▸ SHORT EXERCISE
Reproduce each line bearing the word "Interest".

===== RECORDS PROVIDED

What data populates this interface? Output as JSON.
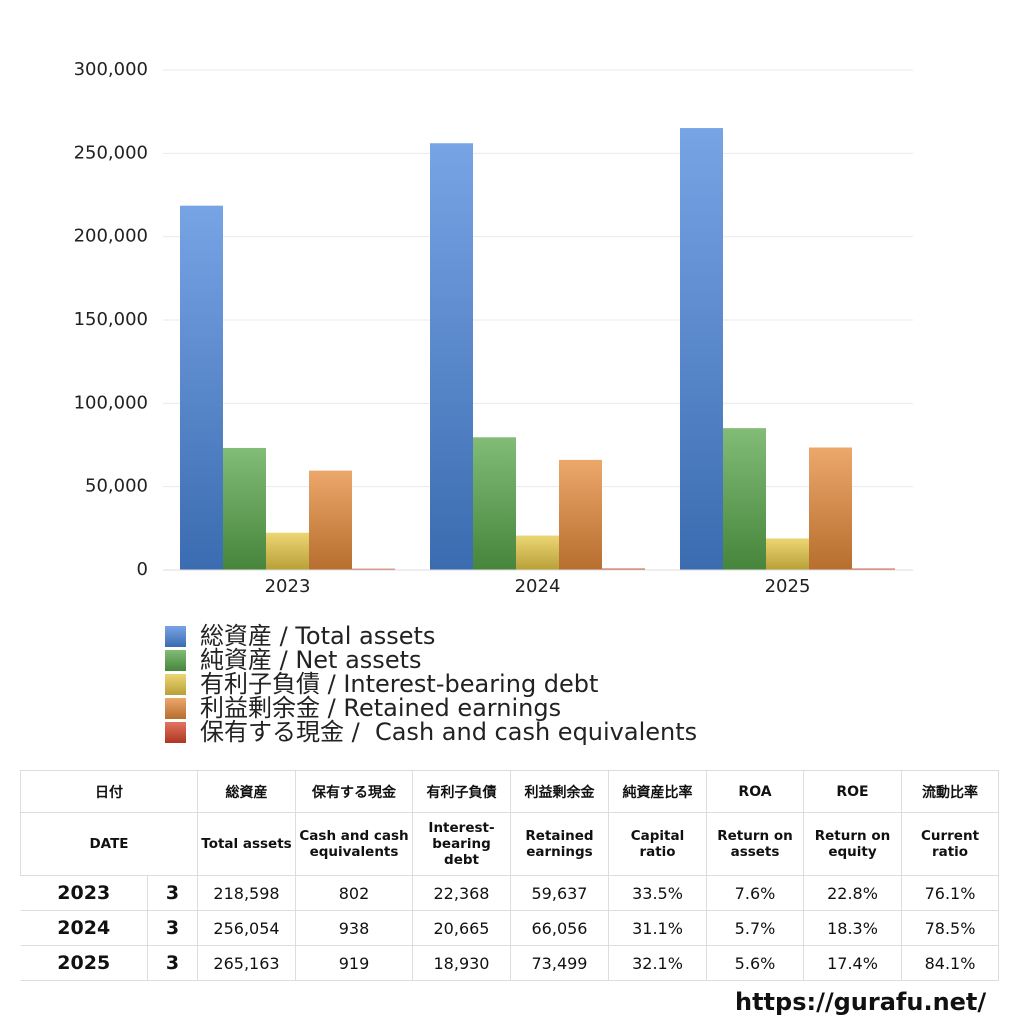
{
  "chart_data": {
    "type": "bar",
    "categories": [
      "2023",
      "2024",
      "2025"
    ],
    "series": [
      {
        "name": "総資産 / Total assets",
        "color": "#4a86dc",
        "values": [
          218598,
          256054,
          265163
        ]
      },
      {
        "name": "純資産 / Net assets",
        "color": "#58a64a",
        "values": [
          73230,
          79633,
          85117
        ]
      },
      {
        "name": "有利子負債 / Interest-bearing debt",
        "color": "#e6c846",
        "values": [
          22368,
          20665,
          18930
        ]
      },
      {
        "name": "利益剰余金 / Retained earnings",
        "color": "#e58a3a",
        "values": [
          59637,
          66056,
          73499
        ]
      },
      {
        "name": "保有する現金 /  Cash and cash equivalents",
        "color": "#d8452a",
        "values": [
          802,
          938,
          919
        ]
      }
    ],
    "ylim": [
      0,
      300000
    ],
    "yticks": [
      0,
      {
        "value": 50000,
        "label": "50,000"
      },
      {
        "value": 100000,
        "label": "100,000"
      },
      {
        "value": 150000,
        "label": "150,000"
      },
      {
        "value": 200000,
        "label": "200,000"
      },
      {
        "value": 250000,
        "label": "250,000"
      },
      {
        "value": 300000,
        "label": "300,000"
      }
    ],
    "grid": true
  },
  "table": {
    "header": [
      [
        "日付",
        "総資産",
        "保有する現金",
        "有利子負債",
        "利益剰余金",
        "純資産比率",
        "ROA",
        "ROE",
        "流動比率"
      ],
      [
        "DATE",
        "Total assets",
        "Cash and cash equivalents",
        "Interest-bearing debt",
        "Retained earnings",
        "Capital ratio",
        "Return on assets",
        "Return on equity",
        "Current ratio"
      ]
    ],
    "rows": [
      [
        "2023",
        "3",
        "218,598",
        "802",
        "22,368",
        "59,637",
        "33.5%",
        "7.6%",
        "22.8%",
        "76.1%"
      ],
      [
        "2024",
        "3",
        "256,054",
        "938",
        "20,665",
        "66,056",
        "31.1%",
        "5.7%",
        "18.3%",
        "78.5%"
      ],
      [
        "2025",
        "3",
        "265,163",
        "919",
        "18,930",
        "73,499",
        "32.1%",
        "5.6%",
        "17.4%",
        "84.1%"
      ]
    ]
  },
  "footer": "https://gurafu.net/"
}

==========
===== RECORDS PROVIDED

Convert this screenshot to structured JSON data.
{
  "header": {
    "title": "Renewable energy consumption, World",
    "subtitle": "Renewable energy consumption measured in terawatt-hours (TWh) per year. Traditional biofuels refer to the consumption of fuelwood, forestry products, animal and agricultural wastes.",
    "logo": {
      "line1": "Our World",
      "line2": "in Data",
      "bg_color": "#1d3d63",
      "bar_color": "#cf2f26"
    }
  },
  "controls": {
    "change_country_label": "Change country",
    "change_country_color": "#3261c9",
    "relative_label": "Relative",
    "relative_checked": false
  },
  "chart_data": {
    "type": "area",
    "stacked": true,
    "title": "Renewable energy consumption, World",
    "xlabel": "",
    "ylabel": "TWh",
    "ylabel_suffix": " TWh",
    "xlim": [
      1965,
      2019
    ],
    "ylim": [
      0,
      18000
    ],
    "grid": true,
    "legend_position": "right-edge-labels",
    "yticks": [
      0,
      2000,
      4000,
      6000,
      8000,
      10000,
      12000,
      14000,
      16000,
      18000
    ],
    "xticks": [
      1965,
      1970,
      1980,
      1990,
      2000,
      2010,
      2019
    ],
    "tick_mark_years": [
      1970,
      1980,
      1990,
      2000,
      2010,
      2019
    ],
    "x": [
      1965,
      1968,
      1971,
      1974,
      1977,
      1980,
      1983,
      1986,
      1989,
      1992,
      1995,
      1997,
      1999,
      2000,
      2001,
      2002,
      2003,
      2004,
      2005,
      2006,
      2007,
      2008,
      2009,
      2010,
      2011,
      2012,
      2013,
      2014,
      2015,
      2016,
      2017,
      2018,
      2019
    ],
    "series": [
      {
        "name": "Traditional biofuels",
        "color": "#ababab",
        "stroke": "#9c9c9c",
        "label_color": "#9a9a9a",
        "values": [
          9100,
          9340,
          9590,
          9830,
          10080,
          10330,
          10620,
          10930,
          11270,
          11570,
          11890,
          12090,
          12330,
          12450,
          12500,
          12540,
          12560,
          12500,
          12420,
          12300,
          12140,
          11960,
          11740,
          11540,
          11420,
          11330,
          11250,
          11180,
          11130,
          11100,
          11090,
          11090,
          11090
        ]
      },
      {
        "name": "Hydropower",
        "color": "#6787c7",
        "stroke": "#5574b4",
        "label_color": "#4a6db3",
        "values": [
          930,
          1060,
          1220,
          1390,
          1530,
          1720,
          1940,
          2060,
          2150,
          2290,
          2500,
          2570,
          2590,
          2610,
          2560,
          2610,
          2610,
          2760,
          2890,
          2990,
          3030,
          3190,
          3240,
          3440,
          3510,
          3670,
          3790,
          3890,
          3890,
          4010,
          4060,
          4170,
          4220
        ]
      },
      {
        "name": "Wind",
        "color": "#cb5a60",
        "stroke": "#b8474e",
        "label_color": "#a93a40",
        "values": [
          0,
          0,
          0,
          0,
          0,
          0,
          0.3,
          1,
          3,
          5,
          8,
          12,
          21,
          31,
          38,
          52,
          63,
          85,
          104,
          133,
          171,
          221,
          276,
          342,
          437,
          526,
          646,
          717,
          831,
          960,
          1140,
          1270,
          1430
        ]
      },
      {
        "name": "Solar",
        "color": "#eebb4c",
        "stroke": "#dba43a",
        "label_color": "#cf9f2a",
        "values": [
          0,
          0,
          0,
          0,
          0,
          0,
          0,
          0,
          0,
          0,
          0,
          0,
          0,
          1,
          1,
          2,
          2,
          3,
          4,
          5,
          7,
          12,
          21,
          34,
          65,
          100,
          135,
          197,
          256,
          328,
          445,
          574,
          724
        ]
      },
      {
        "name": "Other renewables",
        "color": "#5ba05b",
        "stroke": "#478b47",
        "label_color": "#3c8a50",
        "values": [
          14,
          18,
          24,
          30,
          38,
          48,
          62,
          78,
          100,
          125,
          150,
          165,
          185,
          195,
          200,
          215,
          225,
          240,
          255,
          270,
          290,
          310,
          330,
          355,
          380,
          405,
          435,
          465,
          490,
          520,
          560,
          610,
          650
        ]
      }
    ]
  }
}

==========

▸ RESPONSE
        "name": "有利子負債 / Interest-bearing debt",
        "Interest-bearing debt",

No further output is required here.